**** Extrait choisi ****

Larbi assure que son gourbi ne dispose même pas d’électricité et qu’à la nuit tombée, il est obligé de s’éclairer à la lueur d’une bougie. D’autres ont recours aux bons vieux quinquets. «Nous vivons dans le noir absolu. Nous n’avons pas d’eau potable, nous n’avons pas d’électricité. Nous n’avons pas le droit de regarder la télévision comme tout le monde. Nous souffrons le martyre été comme hiver. En été, le gourbi se transforme en four, en hiver, c’est une passoire. Nous sommes livrés aux scorpions, aux serpents, aux rats et aux bêtes sauvages», clame-t-il. Inventaire non exhaustif des innombrables plaies du ghetto. Larbi rejette catégoriquement l’idée que tous les habitants du bidonville seraient des étrangers qui se seraient «incrustés» pour bénéficier des présumés avantages de cette riche commune. «C’est complètement faux ! Moi, je suis né à Hassi R’mel. J’y ai passé toute ma vie», objecte-t-il. «Mon père travaillait ici. Il était employé à GTP jusqu’à sa retraite.» 1200 logements devraient être distribués incessamment au profit des locataires de bidonvilles. Une liste de bénéficiaires a été établie depuis plus d’une année.

Larbi est ulcéré de n’y avoir pas trouvé son nom : «Je ne comprends pas sur quelle base a été établie cette liste», fulmine-t-il. Il exhibe un récépissé de son dossier déposé le 24 décembre 2002 à l’APC. «Certains dossiers sont beaucoup plus récents et sont sur la liste et moi, je n’y suis pas. C’est injuste! Je demande une commission d’enquête sur les critères d’attribution des logements. Il faut que l’APC et la daïra rendent des comptes à propos de cette opération. A Hassi R’mel, le zaouali est méprisé, écrasé. Le zaouali n’a aucun droit ici!» Il convient de souligner que nombre de familles installées dans ce bidonville ont été contraintes à fuir le terrorisme. «Nous vivions dans la terreur tous les jours. Kan el khawf. C’est pour cela que je suis parti avec ma famille en 1996 et me suis établi ici», raconte un homme originaire de Djelfa. D’autres, en revanche, y vivent depuis bien plus longtemps et font figure de pionniers. C’est le cas de Tahar Mouffak, 62 ans, ancien manœuvre mué en berger. Comme Larbi et la majorité des personnes rencontrées, il est originaire de Djelfa, précisément de la localité de Faïdh El Botma. Il nous fait visiter le taudis qui lui sert de gîte.

****

Répondez brièvement à ces questions à propos de l'extrait sur le bidonville de Hassi R'mel :
1. Où Larbi affirme-t-il être né ?
2. Combien de logements doivent être distribués aux locataires de bidonvilles ?
3. Quel âge a Tahar Mouffak ?
Le matériel n'a aucun rapport avec l'extrait sur le bidonville de Hassi R'mel.

**** Matériel ****

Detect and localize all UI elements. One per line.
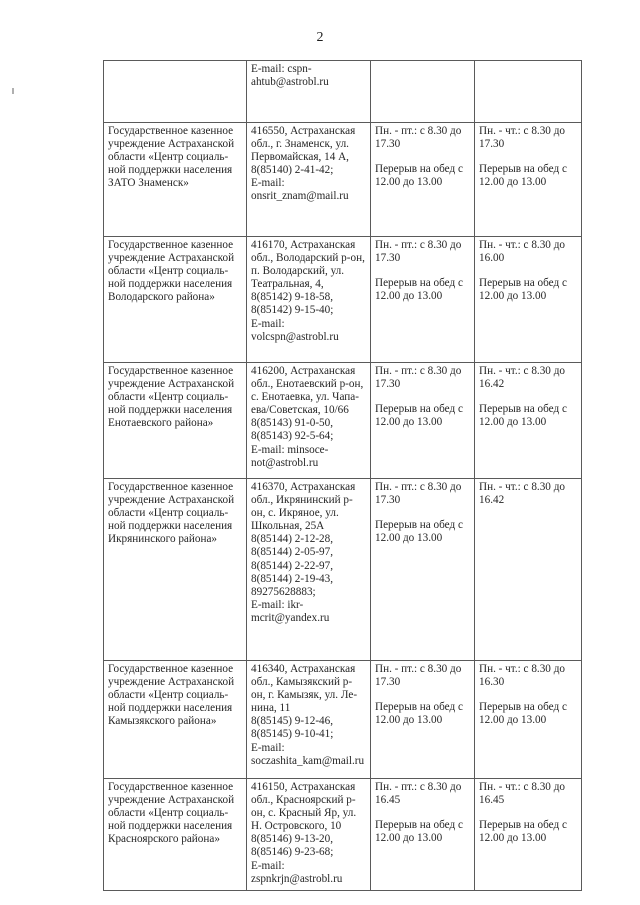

****

- Tâche accomplie:
1. À Hassi R'mel.
2. 1200 logements.
3. 62 ans.